▸ ページ本文
▼
駅へ辿り着いたジョンと珊はやってきた列車に乗り込んだ。村人は誰一人として助からなかった。目を覚ました珊は不思議なことにグリーンバーグのことをすっかり忘れており、自分たちはポットクロック島を出たばかりだと思い込んでいた。

ダム城

アルヴァ(中央上)の手伝いをすることになったジョン(中央左下)と珊(中央右下)。かたわらでイザベルが見守っている(右)。

ジョンと珊はクリスタルレイクという巨大な湖のほとりにある大きな街「ダム城」にやってくる。個性豊かなたくさんの住民が豊かに暮らしている、活気のある街だ。ジョンと珊はここで、グリーンバーグで異変を知らせてくれた女性イザベルに再会する。イザベルは街の住民たちから「騎士」と呼ばれており、「姫」と呼ばれて慕われている天才発明家の女性アルヴァと共に、タタリに立ち向かっていた。アルヴァはジョンと珊を迎え入れ、一緒にタタリに対抗する術を探すことになる。
ジョンと珊はアルヴァに頼まれた探しものや調査をこなしながら、街の住民たちと親しくなっていく。ダニエルというロボットを連れた詐欺師のウィリアムにジョンと珊は何度も騙されるが、腐れ縁のような関係になっていった。また、街を裏から支配している権力者のリーとは当初対立していたが、ジョンの料理の腕前に感服したリーはアルヴァたちと全面的に協力してタタリに立ち向かうことになる。
▲
▸ 提供リスト
▼
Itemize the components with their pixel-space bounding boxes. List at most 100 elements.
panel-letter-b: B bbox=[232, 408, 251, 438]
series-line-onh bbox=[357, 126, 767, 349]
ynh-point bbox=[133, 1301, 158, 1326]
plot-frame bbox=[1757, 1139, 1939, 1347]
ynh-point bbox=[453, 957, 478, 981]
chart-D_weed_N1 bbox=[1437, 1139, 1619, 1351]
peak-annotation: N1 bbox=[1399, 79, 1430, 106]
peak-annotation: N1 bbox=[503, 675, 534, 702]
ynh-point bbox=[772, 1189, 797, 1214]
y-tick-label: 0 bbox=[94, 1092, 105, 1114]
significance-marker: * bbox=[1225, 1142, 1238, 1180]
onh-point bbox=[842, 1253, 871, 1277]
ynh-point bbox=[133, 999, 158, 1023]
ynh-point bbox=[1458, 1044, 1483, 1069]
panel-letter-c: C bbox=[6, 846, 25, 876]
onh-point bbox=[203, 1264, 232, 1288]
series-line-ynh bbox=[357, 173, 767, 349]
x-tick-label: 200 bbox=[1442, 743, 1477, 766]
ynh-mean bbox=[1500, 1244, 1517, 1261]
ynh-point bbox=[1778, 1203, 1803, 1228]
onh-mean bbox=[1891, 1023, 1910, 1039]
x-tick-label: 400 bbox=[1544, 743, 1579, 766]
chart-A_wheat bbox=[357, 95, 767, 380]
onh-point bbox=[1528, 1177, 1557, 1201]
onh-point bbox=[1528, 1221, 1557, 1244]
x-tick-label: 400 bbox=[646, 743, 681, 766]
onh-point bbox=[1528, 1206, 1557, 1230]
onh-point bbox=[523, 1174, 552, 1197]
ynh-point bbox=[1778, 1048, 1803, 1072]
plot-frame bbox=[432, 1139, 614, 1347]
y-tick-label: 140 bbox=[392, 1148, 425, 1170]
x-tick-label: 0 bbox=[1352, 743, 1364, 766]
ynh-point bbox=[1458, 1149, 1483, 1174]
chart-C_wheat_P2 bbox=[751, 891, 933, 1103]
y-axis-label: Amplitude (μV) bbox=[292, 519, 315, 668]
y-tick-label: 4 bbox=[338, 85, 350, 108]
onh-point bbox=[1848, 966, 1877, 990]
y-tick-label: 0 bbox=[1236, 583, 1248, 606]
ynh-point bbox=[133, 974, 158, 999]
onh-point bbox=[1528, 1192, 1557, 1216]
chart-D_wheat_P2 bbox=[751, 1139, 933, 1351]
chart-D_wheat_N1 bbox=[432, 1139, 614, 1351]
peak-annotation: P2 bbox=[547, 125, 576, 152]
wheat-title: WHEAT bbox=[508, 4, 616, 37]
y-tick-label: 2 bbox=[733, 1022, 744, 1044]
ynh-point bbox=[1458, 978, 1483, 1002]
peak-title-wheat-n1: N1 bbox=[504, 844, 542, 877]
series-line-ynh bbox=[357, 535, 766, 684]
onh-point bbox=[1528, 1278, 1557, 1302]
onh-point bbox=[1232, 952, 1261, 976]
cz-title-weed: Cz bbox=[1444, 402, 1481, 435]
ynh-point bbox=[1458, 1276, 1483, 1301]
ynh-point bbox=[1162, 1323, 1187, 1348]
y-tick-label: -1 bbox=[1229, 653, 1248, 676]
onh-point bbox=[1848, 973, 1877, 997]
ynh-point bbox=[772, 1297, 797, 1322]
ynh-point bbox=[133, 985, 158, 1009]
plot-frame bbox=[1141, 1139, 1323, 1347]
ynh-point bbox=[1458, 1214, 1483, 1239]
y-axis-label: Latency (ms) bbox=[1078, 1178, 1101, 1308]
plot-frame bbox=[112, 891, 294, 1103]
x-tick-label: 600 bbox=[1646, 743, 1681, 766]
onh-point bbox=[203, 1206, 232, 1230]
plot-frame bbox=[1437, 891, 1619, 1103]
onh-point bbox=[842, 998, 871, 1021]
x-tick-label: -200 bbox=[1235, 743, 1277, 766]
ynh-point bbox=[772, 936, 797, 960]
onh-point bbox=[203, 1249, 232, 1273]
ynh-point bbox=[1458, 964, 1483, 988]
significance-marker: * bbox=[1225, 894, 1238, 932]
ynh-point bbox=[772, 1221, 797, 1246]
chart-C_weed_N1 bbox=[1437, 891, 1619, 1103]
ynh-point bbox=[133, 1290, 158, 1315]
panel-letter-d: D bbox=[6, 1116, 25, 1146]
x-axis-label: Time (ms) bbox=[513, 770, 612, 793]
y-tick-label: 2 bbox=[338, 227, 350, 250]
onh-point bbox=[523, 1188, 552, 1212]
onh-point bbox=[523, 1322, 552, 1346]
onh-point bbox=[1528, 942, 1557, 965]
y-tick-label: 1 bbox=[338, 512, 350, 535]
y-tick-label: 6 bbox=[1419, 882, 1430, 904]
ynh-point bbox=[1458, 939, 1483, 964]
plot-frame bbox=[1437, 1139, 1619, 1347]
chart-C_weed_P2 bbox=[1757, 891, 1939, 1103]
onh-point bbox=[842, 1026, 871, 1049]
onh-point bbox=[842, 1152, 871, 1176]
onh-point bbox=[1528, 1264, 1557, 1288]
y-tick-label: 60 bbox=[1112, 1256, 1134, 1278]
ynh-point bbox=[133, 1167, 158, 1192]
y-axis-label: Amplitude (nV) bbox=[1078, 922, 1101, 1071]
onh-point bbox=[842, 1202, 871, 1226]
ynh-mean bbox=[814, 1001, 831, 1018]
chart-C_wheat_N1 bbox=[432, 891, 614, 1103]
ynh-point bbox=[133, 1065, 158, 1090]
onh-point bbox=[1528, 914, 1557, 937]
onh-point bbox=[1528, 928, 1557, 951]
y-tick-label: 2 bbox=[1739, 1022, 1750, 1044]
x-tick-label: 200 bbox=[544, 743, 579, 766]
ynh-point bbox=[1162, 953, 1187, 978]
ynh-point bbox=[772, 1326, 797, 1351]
▲
▸ 練習課題
**a)** ジョンと珊の旅を描いた本文に照らして、次の(i)〜(iii)は正しいでしょうか。それぞれ「はい」か「いいえ」で答え、判断の根拠となる本文の言葉をそのまま引用してください。(i) イザベルは街の住民たちから「姫」と呼ばれている。(ii) リーはジョンの料理の腕前に感服した。(iii) 目を覚ました珊はグリーンバーグのことを覚えていた。
**b)** ジョンと珊がダム城で過ごす本文を、最後の文の次から書き継いでもらえますか。
リストは本文とは別の出典から取ったものです。

▸ 課題の解答
**a)**
(i) いいえ。「イザベルは街の住民たちから「騎士」と呼ばれており」
(ii) はい。「ジョンの料理の腕前に感服したリーは」
(iii) いいえ。「グリーンバーグのことをすっかり忘れており」

**b)**
ジョンがグリーンバーグの夢を見た日、ダム城をタタリが襲った。ジョンが珊と共にモンスターと戦っていると、ソロモンと名乗る少年が現れる。彼は珊を「マザー」と呼び、タタリで人々を滅ぼそうとしているようだ。
アルヴァは先代の頃から準備していた巨大な装置とリーのリーダーシップによって、街をタタリから守ることに成功する。だがジョンと珊が合流した時、アルヴァは大怪我をして意識を失っていた。イザベルはひどく取り乱し、「アルヴァを助ける」と言って街を捨て、ロケットで「未来」という場所へ向かってしまった。
珊はグリーンバーグでの出来事を思い出していた。「自分はタタリと関係がある」と確信した珊は、タタリの謎を解くためにイザベルの後を追って旅立つことを決意する。ジョンと珊はダム城のことをリーに任せ、ウィリアムの機関車に乗って東へと旅立った。

未来

「未来」の街を歩くジョン(中央右)と珊(中央左)。街には常に霧がたちこめている。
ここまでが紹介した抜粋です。